[Figure collection entries]
<<<<

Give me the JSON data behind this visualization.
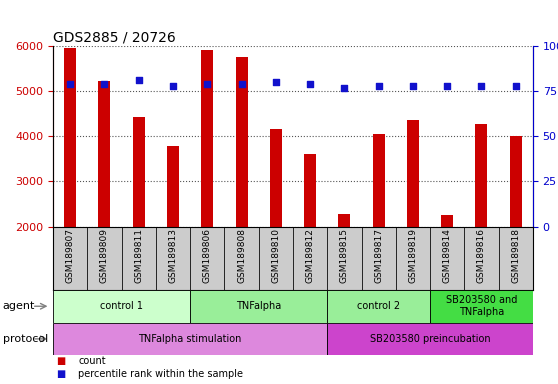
{
  "title": "GDS2885 / 20726",
  "samples": [
    "GSM189807",
    "GSM189809",
    "GSM189811",
    "GSM189813",
    "GSM189806",
    "GSM189808",
    "GSM189810",
    "GSM189812",
    "GSM189815",
    "GSM189817",
    "GSM189819",
    "GSM189814",
    "GSM189816",
    "GSM189818"
  ],
  "counts": [
    5950,
    5230,
    4430,
    3780,
    5920,
    5760,
    4160,
    3600,
    2280,
    4060,
    4360,
    2250,
    4280,
    4000
  ],
  "percentile_ranks": [
    79,
    79,
    81,
    78,
    79,
    79,
    80,
    79,
    77,
    78,
    78,
    78,
    78,
    78
  ],
  "bar_color": "#cc0000",
  "dot_color": "#1111cc",
  "ylim_left": [
    2000,
    6000
  ],
  "ylim_right": [
    0,
    100
  ],
  "yticks_left": [
    2000,
    3000,
    4000,
    5000,
    6000
  ],
  "yticks_right": [
    0,
    25,
    50,
    75,
    100
  ],
  "agent_groups": [
    {
      "label": "control 1",
      "start": 0,
      "end": 3,
      "color": "#ccffcc"
    },
    {
      "label": "TNFalpha",
      "start": 4,
      "end": 7,
      "color": "#99ee99"
    },
    {
      "label": "control 2",
      "start": 8,
      "end": 10,
      "color": "#99ee99"
    },
    {
      "label": "SB203580 and\nTNFalpha",
      "start": 11,
      "end": 13,
      "color": "#44dd44"
    }
  ],
  "protocol_groups": [
    {
      "label": "TNFalpha stimulation",
      "start": 0,
      "end": 7,
      "color": "#dd88dd"
    },
    {
      "label": "SB203580 preincubation",
      "start": 8,
      "end": 13,
      "color": "#cc44cc"
    }
  ],
  "agent_label": "agent",
  "protocol_label": "protocol",
  "bar_width": 0.35,
  "dot_size": 25,
  "grid_color": "#555555",
  "background_color": "#ffffff",
  "sample_box_color": "#cccccc",
  "left_tick_color": "#cc0000",
  "right_tick_color": "#0000cc"
}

>>>>

- YOUR OBJECTIVE
Transcribe the whole listing, character for character, but not its images.

- RESULT
Give me the JSON data behind this visualization.
{
  "title": "GDS2885 / 20726",
  "samples": [
    "GSM189807",
    "GSM189809",
    "GSM189811",
    "GSM189813",
    "GSM189806",
    "GSM189808",
    "GSM189810",
    "GSM189812",
    "GSM189815",
    "GSM189817",
    "GSM189819",
    "GSM189814",
    "GSM189816",
    "GSM189818"
  ],
  "counts": [
    5950,
    5230,
    4430,
    3780,
    5920,
    5760,
    4160,
    3600,
    2280,
    4060,
    4360,
    2250,
    4280,
    4000
  ],
  "percentile_ranks": [
    79,
    79,
    81,
    78,
    79,
    79,
    80,
    79,
    77,
    78,
    78,
    78,
    78,
    78
  ],
  "bar_color": "#cc0000",
  "dot_color": "#1111cc",
  "ylim_left": [
    2000,
    6000
  ],
  "ylim_right": [
    0,
    100
  ],
  "yticks_left": [
    2000,
    3000,
    4000,
    5000,
    6000
  ],
  "yticks_right": [
    0,
    25,
    50,
    75,
    100
  ],
  "agent_groups": [
    {
      "label": "control 1",
      "start": 0,
      "end": 3,
      "color": "#ccffcc"
    },
    {
      "label": "TNFalpha",
      "start": 4,
      "end": 7,
      "color": "#99ee99"
    },
    {
      "label": "control 2",
      "start": 8,
      "end": 10,
      "color": "#99ee99"
    },
    {
      "label": "SB203580 and\nTNFalpha",
      "start": 11,
      "end": 13,
      "color": "#44dd44"
    }
  ],
  "protocol_groups": [
    {
      "label": "TNFalpha stimulation",
      "start": 0,
      "end": 7,
      "color": "#dd88dd"
    },
    {
      "label": "SB203580 preincubation",
      "start": 8,
      "end": 13,
      "color": "#cc44cc"
    }
  ],
  "agent_label": "agent",
  "protocol_label": "protocol",
  "bar_width": 0.35,
  "dot_size": 25,
  "grid_color": "#555555",
  "background_color": "#ffffff",
  "sample_box_color": "#cccccc",
  "left_tick_color": "#cc0000",
  "right_tick_color": "#0000cc"
}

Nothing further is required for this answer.